***** Rows

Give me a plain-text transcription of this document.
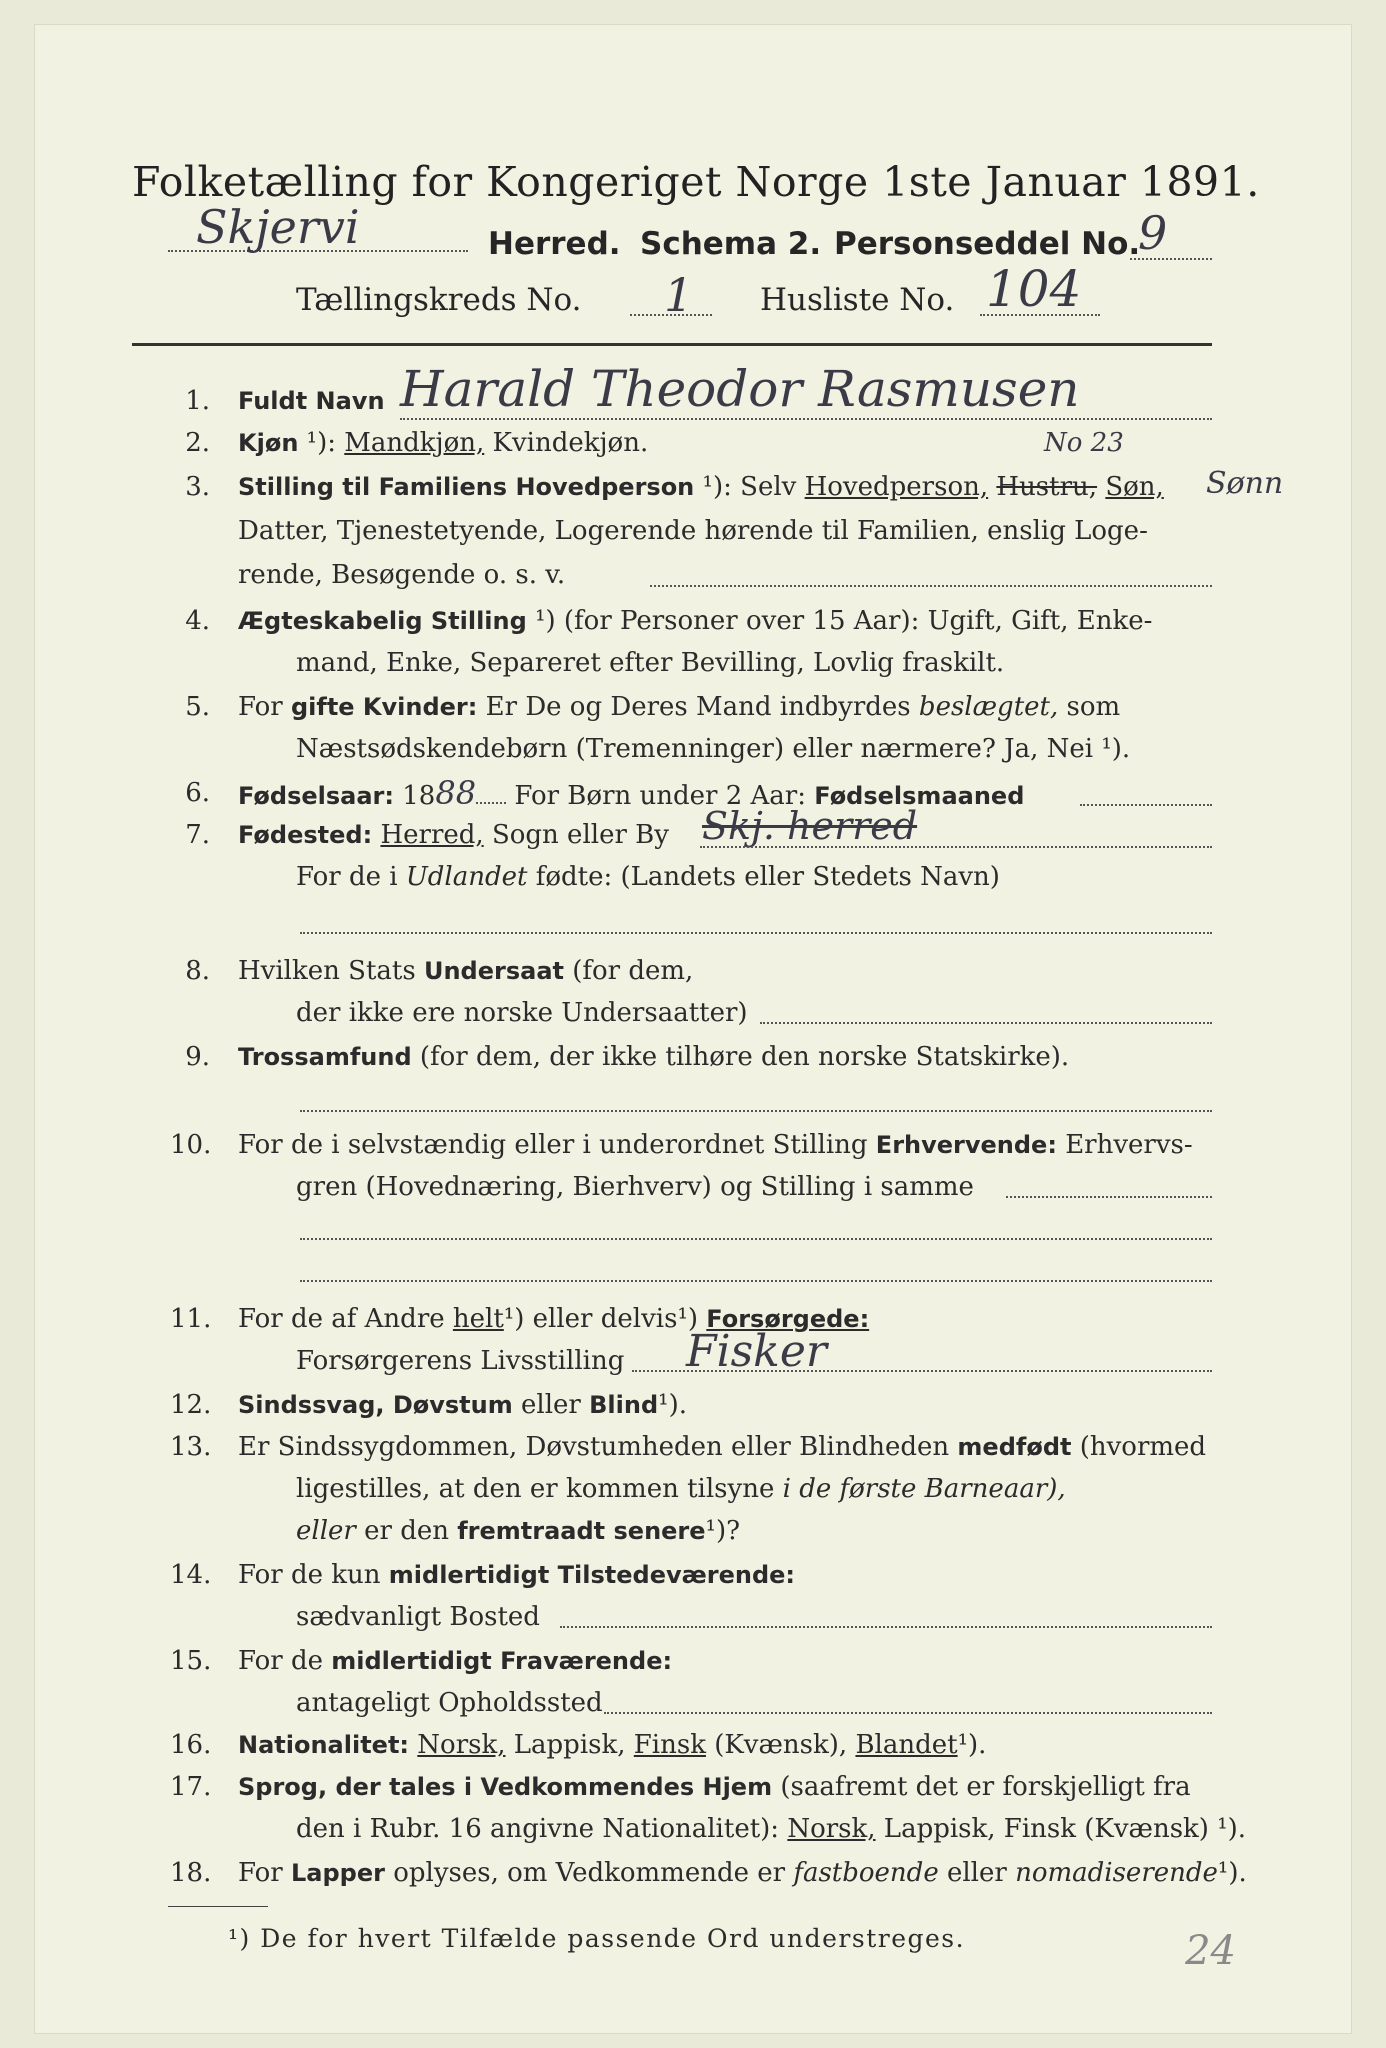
Folketælling for Kongeriget Norge 1ste Januar 1891.
Skjervi	Herred. Schema 2. Personseddel No.
9
Tællingskreds No. 1 Husliste No. 104
1. Fuldt Navn Harald Theodor Rasmusen
2. Kjøn ¹): Mandkjøn, Kvindekjøn.	No 23
3. Stilling til Familiens Hovedperson ¹): Selv Hovedperson, Hustru, Søn, Sønn
Datter, Tjenestetyende, Logerende hørende til Familien, enslig Loge-
rende, Besøgende o. s. v.
4. Ægteskabelig Stilling ¹) (for Personer over 15 Aar): Ugift, Gift, Enke-
mand, Enke, Separeret efter Bevilling, Lovlig fraskilt.
5. For gifte Kvinder: Er De og Deres Mand indbyrdes beslægtet, som
Næstsødskendebørn (Tremenninger) eller nærmere? Ja, Nei ¹).
6. Fødselsaar: 1888 For Børn under 2 Aar: Fødselsmaaned
7. Fødested: Herred, Sogn eller By Skj. herred
For de i Udlandet fødte: (Landets eller Stedets Navn)
8. Hvilken Stats Undersaat (for dem,
der ikke ere norske Undersaatter)
9. Trossamfund (for dem, der ikke tilhøre den norske Statskirke).
10. For de i selvstændig eller i underordnet Stilling Erhvervende: Erhvervs-
gren (Hovednæring, Bierhverv) og Stilling i samme
11. For de af Andre helt¹) eller delvis¹) Forsørgede:
Forsørgerens Livsstilling Fisker
12. Sindssvag, Døvstum eller Blind¹).
13. Er Sindssygdommen, Døvstumheden eller Blindheden medfødt (hvormed
ligestilles, at den er kommen tilsyne i de første Barneaar),
eller er den fremtraadt senere¹)?
14. For de kun midlertidigt Tilstedeværende:
sædvanligt Bosted
15. For de midlertidigt Fraværende:
antageligt Opholdssted
16. Nationalitet: Norsk, Lappisk, Finsk (Kvænsk), Blandet¹).
17. Sprog, der tales i Vedkommendes Hjem (saafremt det er forskjelligt fra
den i Rubr. 16 angivne Nationalitet): Norsk, Lappisk, Finsk (Kvænsk) ¹).
18. For Lapper oplyses, om Vedkommende er fastboende eller nomadiserende¹).
¹) De for hvert Tilfælde passende Ord understreges.	24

**********

> **What the exercise asks**
Go over the data above and copy every line that has the word "ikke" in it.

> **Finished task**
der ikke ere norske Undersaatter)
9. Trossamfund (for dem, der ikke tilhøre den norske Statskirke).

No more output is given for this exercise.